### Task details:
Copy out each line of the material in which the word "data" appears.

### Items:
------------------------------------------------

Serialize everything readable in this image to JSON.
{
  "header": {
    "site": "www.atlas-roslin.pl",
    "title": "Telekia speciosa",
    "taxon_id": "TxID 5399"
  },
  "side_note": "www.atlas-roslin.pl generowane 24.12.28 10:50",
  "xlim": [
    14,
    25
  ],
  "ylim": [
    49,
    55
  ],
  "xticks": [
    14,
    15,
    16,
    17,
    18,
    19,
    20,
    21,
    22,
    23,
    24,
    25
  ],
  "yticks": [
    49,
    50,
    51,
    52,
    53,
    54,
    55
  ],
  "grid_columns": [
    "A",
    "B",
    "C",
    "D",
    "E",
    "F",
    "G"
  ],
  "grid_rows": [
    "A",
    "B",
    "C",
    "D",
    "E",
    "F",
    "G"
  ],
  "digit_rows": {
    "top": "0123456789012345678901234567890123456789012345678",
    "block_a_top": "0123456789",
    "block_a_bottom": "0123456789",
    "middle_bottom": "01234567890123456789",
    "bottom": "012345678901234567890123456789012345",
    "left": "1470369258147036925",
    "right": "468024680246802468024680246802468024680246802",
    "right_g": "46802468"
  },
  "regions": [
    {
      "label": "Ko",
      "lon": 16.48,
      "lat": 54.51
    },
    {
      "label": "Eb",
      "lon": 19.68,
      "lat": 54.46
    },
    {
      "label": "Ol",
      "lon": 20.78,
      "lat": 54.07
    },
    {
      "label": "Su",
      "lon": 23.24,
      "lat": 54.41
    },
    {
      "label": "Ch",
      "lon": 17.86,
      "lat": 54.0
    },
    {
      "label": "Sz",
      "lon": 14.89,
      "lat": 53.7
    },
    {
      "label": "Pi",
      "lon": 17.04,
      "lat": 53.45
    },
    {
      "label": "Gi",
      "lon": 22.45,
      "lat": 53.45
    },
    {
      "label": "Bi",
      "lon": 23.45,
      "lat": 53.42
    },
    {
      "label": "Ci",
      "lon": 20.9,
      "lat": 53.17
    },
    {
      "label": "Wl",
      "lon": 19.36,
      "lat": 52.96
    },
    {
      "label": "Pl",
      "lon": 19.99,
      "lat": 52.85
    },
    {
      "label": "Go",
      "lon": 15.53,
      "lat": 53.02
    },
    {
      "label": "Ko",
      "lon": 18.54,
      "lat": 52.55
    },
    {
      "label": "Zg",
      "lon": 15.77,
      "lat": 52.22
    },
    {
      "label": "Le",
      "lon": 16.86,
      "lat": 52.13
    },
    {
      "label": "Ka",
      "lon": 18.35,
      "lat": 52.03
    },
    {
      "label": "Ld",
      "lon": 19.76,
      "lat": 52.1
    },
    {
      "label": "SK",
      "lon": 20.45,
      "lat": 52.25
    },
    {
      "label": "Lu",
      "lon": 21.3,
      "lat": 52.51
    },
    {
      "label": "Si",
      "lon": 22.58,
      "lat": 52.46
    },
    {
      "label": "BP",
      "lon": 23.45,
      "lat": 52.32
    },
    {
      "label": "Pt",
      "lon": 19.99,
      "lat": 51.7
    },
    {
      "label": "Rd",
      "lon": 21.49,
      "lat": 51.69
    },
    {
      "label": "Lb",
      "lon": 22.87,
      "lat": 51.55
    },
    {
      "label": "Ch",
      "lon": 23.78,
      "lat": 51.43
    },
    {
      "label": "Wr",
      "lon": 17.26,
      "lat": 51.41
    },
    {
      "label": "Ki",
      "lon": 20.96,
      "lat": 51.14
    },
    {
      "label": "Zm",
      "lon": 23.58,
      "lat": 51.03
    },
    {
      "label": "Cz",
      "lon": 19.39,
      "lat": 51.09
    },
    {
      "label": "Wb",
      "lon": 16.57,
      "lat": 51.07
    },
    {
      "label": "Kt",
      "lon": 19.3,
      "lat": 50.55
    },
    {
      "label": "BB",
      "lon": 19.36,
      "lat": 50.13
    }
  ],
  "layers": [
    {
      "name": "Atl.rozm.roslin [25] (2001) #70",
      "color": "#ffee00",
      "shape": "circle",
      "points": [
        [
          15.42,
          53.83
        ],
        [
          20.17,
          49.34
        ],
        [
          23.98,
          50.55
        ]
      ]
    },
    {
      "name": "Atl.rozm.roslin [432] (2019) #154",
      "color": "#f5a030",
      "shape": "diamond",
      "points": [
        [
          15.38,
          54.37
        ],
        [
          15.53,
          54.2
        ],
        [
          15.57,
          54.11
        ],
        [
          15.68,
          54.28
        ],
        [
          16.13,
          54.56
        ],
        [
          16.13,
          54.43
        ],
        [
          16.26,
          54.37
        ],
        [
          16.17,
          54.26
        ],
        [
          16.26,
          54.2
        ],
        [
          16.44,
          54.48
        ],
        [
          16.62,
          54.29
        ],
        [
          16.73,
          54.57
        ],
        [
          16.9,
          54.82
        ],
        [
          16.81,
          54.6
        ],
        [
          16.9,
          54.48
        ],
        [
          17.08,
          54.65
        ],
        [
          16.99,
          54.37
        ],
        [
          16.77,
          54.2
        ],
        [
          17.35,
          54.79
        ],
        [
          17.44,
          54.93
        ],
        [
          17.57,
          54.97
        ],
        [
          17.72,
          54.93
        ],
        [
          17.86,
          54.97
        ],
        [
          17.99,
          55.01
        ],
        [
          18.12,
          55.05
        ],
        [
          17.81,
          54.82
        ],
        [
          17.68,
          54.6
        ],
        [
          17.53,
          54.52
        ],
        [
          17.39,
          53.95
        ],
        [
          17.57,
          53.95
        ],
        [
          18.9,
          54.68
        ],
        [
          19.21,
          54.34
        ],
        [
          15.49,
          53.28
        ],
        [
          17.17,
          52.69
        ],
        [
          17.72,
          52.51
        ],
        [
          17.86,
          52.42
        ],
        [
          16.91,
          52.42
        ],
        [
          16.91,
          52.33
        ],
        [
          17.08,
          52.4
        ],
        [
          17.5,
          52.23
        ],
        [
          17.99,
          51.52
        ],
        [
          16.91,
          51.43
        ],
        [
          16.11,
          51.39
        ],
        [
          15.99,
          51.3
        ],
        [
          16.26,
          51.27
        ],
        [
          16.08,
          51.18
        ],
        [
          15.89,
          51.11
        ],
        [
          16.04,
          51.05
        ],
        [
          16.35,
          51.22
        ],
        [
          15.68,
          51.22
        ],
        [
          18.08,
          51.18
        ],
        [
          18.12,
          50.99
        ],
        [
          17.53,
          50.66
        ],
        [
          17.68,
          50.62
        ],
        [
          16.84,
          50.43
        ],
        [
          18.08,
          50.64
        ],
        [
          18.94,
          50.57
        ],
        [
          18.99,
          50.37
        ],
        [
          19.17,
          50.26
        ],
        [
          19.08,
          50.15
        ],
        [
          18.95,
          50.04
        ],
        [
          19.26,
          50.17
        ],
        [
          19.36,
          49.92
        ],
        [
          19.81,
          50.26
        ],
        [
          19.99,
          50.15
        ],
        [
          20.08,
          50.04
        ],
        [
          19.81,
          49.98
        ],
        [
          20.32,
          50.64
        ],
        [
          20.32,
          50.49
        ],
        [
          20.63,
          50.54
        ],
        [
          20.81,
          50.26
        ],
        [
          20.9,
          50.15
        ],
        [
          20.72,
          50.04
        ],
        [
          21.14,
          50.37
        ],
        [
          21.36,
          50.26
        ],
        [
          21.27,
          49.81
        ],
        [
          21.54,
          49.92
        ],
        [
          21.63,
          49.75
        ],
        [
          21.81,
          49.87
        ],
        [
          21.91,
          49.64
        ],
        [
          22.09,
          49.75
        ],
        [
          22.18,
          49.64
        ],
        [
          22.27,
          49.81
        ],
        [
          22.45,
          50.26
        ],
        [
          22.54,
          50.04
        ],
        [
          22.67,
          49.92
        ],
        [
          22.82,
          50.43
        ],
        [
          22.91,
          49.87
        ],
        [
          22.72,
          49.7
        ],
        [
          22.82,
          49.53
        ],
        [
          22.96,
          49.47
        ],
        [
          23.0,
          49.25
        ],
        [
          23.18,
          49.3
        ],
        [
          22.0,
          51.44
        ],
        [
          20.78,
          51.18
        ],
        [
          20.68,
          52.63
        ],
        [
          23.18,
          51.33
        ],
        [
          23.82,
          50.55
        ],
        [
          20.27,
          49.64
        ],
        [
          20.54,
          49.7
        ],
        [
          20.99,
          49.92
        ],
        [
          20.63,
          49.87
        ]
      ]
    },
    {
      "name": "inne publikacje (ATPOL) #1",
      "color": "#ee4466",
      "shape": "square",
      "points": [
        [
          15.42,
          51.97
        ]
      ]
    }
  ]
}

------------------------------------------------

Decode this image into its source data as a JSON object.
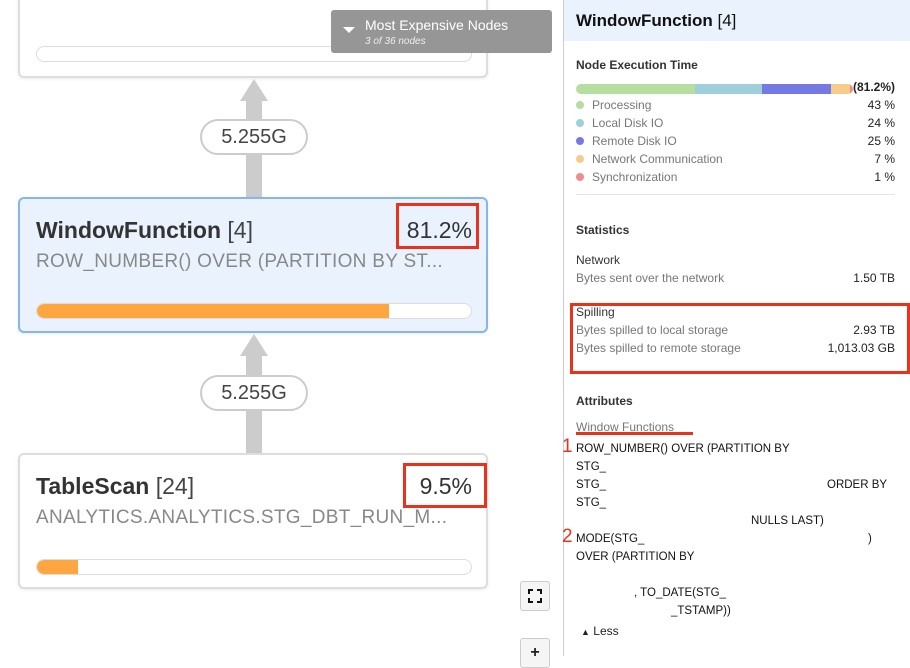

------------------------------------------------

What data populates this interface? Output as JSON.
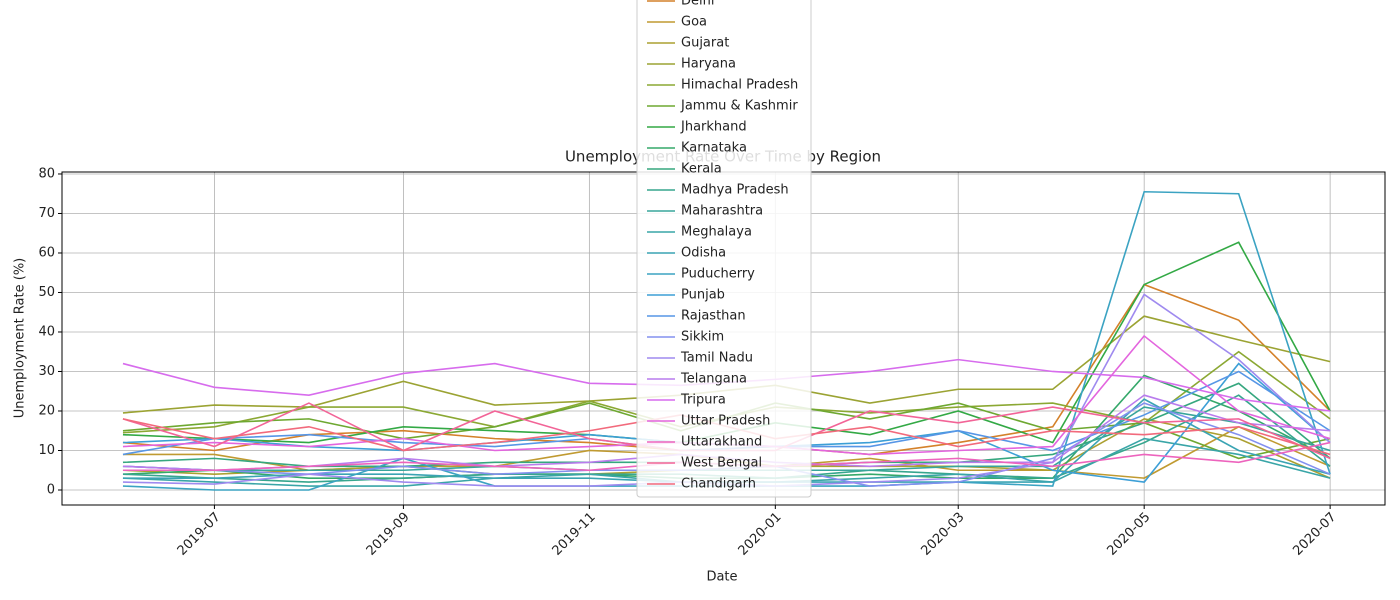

------------------------------------------------

### Problem solution:
Decode this image into its source data as a JSON object.
What data populates this interface? Output as JSON.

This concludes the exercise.